**Exercise data**
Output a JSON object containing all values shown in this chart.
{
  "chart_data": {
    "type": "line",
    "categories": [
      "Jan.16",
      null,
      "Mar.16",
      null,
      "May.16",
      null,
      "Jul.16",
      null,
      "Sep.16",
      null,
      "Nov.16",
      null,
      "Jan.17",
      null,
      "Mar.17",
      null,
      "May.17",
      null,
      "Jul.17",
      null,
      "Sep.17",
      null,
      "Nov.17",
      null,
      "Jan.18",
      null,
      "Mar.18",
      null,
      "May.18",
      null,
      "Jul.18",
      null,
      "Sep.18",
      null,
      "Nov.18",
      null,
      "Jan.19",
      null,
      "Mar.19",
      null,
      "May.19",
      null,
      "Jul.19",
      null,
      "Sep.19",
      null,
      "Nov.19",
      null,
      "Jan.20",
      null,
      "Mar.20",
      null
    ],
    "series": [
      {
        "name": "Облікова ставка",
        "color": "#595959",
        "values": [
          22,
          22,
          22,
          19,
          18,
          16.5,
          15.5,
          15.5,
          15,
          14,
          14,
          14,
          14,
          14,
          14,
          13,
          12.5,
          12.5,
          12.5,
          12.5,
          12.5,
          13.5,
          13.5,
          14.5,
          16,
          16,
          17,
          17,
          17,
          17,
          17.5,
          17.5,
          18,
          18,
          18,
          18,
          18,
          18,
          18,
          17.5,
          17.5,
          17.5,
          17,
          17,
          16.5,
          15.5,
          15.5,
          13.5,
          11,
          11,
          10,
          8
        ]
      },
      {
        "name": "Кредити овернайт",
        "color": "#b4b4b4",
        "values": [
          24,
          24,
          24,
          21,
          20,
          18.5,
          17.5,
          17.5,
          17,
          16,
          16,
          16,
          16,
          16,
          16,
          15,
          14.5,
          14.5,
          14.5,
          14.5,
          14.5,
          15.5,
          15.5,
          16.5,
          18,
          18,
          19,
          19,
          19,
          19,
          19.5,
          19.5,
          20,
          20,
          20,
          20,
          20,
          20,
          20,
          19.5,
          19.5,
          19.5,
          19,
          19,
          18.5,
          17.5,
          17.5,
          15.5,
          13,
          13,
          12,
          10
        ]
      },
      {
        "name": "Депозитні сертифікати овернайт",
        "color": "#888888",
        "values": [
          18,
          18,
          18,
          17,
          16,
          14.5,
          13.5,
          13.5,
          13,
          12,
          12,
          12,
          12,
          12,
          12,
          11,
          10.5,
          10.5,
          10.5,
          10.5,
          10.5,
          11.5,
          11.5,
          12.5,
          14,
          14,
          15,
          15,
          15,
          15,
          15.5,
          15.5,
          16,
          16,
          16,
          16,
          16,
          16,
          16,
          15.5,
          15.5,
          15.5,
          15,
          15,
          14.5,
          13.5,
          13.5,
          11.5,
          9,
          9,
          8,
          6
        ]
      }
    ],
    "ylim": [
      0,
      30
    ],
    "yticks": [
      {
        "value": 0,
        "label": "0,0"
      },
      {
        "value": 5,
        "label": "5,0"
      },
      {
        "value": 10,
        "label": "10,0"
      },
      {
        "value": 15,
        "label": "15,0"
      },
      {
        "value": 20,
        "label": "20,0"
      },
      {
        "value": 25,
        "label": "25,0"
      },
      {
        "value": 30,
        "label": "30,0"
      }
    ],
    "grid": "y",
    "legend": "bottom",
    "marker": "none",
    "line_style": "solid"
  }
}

**Problem description**
Tally the lines in these entries that have the string "овернайт" in them, then answer with the count and nothing else.

**Expected answer**
2